## [Page text dataset records]
=== Section Start ===
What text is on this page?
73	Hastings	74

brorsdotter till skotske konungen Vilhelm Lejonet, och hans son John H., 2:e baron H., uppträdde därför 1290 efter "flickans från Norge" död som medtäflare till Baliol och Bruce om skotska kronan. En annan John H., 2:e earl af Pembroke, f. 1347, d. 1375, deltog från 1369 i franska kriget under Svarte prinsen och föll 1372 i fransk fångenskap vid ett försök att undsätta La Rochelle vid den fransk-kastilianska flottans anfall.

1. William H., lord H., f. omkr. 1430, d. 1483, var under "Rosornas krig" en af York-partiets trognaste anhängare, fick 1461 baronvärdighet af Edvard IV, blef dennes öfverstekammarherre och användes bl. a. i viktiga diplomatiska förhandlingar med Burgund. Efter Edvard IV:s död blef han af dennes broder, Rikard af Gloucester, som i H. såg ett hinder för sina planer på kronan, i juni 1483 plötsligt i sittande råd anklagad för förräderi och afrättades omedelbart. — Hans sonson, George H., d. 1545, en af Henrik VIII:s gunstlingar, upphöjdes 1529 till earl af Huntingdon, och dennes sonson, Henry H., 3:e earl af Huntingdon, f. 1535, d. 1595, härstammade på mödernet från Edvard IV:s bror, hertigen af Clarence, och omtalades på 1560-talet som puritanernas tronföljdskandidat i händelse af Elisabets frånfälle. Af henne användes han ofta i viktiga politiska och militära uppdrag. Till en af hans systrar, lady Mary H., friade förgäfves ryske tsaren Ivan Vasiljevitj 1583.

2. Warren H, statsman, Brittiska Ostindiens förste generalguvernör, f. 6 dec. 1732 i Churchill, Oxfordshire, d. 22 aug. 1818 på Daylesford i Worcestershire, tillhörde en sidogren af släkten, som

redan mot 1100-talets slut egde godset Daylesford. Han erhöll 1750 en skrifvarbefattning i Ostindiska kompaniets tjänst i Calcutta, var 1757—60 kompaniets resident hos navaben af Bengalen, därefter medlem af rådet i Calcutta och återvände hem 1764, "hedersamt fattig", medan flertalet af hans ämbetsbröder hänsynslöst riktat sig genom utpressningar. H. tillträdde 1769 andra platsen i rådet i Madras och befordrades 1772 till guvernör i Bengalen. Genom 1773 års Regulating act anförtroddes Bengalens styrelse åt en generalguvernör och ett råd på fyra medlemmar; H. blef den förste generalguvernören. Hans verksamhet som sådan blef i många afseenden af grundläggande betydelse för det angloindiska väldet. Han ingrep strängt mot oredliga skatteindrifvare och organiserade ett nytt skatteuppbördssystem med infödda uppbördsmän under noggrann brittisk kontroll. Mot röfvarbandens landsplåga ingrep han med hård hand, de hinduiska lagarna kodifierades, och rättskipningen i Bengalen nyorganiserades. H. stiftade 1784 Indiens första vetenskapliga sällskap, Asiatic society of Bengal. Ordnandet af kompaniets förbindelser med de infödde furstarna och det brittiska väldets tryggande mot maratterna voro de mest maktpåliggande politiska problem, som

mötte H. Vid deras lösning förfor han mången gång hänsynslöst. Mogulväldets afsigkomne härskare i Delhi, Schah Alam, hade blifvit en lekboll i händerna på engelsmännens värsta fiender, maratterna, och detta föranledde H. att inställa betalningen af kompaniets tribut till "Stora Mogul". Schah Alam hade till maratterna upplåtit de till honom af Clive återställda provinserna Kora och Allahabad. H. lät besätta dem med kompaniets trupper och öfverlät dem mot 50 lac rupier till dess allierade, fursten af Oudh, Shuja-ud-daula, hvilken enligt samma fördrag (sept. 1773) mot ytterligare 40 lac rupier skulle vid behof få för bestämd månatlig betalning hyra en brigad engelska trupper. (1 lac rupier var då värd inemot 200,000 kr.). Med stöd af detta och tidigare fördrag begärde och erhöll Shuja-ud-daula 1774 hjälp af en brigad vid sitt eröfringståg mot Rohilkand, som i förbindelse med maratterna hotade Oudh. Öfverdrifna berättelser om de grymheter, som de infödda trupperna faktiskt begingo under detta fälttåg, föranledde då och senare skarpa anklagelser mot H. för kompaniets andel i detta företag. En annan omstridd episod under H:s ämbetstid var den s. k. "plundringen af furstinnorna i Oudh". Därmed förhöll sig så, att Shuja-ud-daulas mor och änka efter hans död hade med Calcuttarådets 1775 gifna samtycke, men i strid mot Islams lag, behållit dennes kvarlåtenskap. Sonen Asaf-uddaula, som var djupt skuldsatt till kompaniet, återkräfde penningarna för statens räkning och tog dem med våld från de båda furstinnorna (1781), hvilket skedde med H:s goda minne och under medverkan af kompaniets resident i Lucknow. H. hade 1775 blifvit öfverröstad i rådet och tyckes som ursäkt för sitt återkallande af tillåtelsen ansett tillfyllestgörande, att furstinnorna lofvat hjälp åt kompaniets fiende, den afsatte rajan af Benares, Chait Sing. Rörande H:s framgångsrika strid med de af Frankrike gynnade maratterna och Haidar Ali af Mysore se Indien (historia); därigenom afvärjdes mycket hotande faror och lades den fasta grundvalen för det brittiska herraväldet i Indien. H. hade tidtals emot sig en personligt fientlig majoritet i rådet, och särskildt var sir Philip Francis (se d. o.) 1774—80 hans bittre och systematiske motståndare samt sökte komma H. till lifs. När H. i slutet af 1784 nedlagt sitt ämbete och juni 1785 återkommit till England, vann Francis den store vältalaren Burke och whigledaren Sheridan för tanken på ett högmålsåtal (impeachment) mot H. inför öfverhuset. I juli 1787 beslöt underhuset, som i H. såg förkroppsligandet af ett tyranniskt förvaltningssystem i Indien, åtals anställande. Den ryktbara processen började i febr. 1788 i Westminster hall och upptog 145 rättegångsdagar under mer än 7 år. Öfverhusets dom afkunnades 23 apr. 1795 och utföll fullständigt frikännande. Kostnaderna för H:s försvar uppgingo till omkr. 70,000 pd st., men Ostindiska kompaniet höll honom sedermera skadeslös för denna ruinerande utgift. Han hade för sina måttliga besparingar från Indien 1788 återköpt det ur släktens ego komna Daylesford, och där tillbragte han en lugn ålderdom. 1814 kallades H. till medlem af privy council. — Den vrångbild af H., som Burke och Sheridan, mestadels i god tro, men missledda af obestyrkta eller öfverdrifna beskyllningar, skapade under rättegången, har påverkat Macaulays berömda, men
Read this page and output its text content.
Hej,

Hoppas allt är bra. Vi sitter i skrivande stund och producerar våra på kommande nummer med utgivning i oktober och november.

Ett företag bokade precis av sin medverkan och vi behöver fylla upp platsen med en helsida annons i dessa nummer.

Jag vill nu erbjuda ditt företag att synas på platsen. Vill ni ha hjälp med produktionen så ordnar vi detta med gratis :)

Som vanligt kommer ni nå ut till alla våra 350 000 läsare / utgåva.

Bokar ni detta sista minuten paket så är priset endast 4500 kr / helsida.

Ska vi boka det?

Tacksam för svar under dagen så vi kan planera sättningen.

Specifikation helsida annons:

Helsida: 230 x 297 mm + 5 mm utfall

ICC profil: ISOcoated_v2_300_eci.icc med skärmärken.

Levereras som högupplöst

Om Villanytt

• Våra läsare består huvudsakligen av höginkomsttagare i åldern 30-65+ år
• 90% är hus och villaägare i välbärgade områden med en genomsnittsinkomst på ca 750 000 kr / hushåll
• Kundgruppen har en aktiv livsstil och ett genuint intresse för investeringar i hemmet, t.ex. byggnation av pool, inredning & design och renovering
=== Section End ===
## [PROBLEM STATEMENT]
Restate the records above exactly.

## [RESULT OF THE EXERCISE]
What text is on this page?
73	Hastings	74

brorsdotter till skotske konungen Vilhelm Lejonet, och hans son John H., 2:e baron H., uppträdde därför 1290 efter "flickans från Norge" död som medtäflare till Baliol och Bruce om skotska kronan. En annan John H., 2:e earl af Pembroke, f. 1347, d. 1375, deltog från 1369 i franska kriget under Svarte prinsen och föll 1372 i fransk fångenskap vid ett försök att undsätta La Rochelle vid den fransk-kastilianska flottans anfall.

1. William H., lord H., f. omkr. 1430, d. 1483, var under "Rosornas krig" en af York-partiets trognaste anhängare, fick 1461 baronvärdighet af Edvard IV, blef dennes öfverstekammarherre och användes bl. a. i viktiga diplomatiska förhandlingar med Burgund. Efter Edvard IV:s död blef han af dennes broder, Rikard af Gloucester, som i H. såg ett hinder för sina planer på kronan, i juni 1483 plötsligt i sittande råd anklagad för förräderi och afrättades omedelbart. — Hans sonson, George H., d. 1545, en af Henrik VIII:s gunstlingar, upphöjdes 1529 till earl af Huntingdon, och dennes sonson, Henry H., 3:e earl af Huntingdon, f. 1535, d. 1595, härstammade på mödernet från Edvard IV:s bror, hertigen af Clarence, och omtalades på 1560-talet som puritanernas tronföljdskandidat i händelse af Elisabets frånfälle. Af henne användes han ofta i viktiga politiska och militära uppdrag. Till en af hans systrar, lady Mary H., friade förgäfves ryske tsaren Ivan Vasiljevitj 1583.

2. Warren H, statsman, Brittiska Ostindiens förste generalguvernör, f. 6 dec. 1732 i Churchill, Oxfordshire, d. 22 aug. 1818 på Daylesford i Worcestershire, tillhörde en sidogren af släkten, som

redan mot 1100-talets slut egde godset Daylesford. Han erhöll 1750 en skrifvarbefattning i Ostindiska kompaniets tjänst i Calcutta, var 1757—60 kompaniets resident hos navaben af Bengalen, därefter medlem af rådet i Calcutta och återvände hem 1764, "hedersamt fattig", medan flertalet af hans ämbetsbröder hänsynslöst riktat sig genom utpressningar. H. tillträdde 1769 andra platsen i rådet i Madras och befordrades 1772 till guvernör i Bengalen. Genom 1773 års Regulating act anförtroddes Bengalens styrelse åt en generalguvernör och ett råd på fyra medlemmar; H. blef den förste generalguvernören. Hans verksamhet som sådan blef i många afseenden af grundläggande betydelse för det angloindiska väldet. Han ingrep strängt mot oredliga skatteindrifvare och organiserade ett nytt skatteuppbördssystem med infödda uppbördsmän under noggrann brittisk kontroll. Mot röfvarbandens landsplåga ingrep han med hård hand, de hinduiska lagarna kodifierades, och rättskipningen i Bengalen nyorganiserades. H. stiftade 1784 Indiens första vetenskapliga sällskap, Asiatic society of Bengal. Ordnandet af kompaniets förbindelser med de infödde furstarna och det brittiska väldets tryggande mot maratterna voro de mest maktpåliggande politiska problem, som

mötte H. Vid deras lösning förfor han mången gång hänsynslöst. Mogulväldets afsigkomne härskare i Delhi, Schah Alam, hade blifvit en lekboll i händerna på engelsmännens värsta fiender, maratterna, och detta föranledde H. att inställa betalningen af kompaniets tribut till "Stora Mogul". Schah Alam hade till maratterna upplåtit de till honom af Clive återställda provinserna Kora och Allahabad. H. lät besätta dem med kompaniets trupper och öfverlät dem mot 50 lac rupier till dess allierade, fursten af Oudh, Shuja-ud-daula, hvilken enligt samma fördrag (sept. 1773) mot ytterligare 40 lac rupier skulle vid behof få för bestämd månatlig betalning hyra en brigad engelska trupper. (1 lac rupier var då värd inemot 200,000 kr.). Med stöd af detta och tidigare fördrag begärde och erhöll Shuja-ud-daula 1774 hjälp af en brigad vid sitt eröfringståg mot Rohilkand, som i förbindelse med maratterna hotade Oudh. Öfverdrifna berättelser om de grymheter, som de infödda trupperna faktiskt begingo under detta fälttåg, föranledde då och senare skarpa anklagelser mot H. för kompaniets andel i detta företag. En annan omstridd episod under H:s ämbetstid var den s. k. "plundringen af furstinnorna i Oudh". Därmed förhöll sig så, att Shuja-ud-daulas mor och änka efter hans död hade med Calcuttarådets 1775 gifna samtycke, men i strid mot Islams lag, behållit dennes kvarlåtenskap. Sonen Asaf-uddaula, som var djupt skuldsatt till kompaniet, återkräfde penningarna för statens räkning och tog dem med våld från de båda furstinnorna (1781), hvilket skedde med H:s goda minne och under medverkan af kompaniets resident i Lucknow. H. hade 1775 blifvit öfverröstad i rådet och tyckes som ursäkt för sitt återkallande af tillåtelsen ansett tillfyllestgörande, att furstinnorna lofvat hjälp åt kompaniets fiende, den afsatte rajan af Benares, Chait Sing. Rörande H:s framgångsrika strid med de af Frankrike gynnade maratterna och Haidar Ali af Mysore se Indien (historia); därigenom afvärjdes mycket hotande faror och lades den fasta grundvalen för det brittiska herraväldet i Indien. H. hade tidtals emot sig en personligt fientlig majoritet i rådet, och särskildt var sir Philip Francis (se d. o.) 1774—80 hans bittre och systematiske motståndare samt sökte komma H. till lifs. När H. i slutet af 1784 nedlagt sitt ämbete och juni 1785 återkommit till England, vann Francis den store vältalaren Burke och whigledaren Sheridan för tanken på ett högmålsåtal (impeachment) mot H. inför öfverhuset. I juli 1787 beslöt underhuset, som i H. såg förkroppsligandet af ett tyranniskt förvaltningssystem i Indien, åtals anställande. Den ryktbara processen började i febr. 1788 i Westminster hall och upptog 145 rättegångsdagar under mer än 7 år. Öfverhusets dom afkunnades 23 apr. 1795 och utföll fullständigt frikännande. Kostnaderna för H:s försvar uppgingo till omkr. 70,000 pd st., men Ostindiska kompaniet höll honom sedermera skadeslös för denna ruinerande utgift. Han hade för sina måttliga besparingar från Indien 1788 återköpt det ur släktens ego komna Daylesford, och där tillbragte han en lugn ålderdom. 1814 kallades H. till medlem af privy council. — Den vrångbild af H., som Burke och Sheridan, mestadels i god tro, men missledda af obestyrkta eller öfverdrifna beskyllningar, skapade under rättegången, har påverkat Macaulays berömda, men
Read this page and output its text content.
Hej,

Hoppas allt är bra. Vi sitter i skrivande stund och producerar våra på kommande nummer med utgivning i oktober och november.

Ett företag bokade precis av sin medverkan och vi behöver fylla upp platsen med en helsida annons i dessa nummer.

Jag vill nu erbjuda ditt företag att synas på platsen. Vill ni ha hjälp med produktionen så ordnar vi detta med gratis :)

Som vanligt kommer ni nå ut till alla våra 350 000 läsare / utgåva.

Bokar ni detta sista minuten paket så är priset endast 4500 kr / helsida.

Ska vi boka det?

Tacksam för svar under dagen så vi kan planera sättningen.

Specifikation helsida annons:

Helsida: 230 x 297 mm + 5 mm utfall

ICC profil: ISOcoated_v2_300_eci.icc med skärmärken.

Levereras som högupplöst

Om Villanytt

• Våra läsare består huvudsakligen av höginkomsttagare i åldern 30-65+ år
• 90% är hus och villaägare i välbärgade områden med en genomsnittsinkomst på ca 750 000 kr / hushåll
• Kundgruppen har en aktiv livsstil och ett genuint intresse för investeringar i hemmet, t.ex. byggnation av pool, inredning & design och renovering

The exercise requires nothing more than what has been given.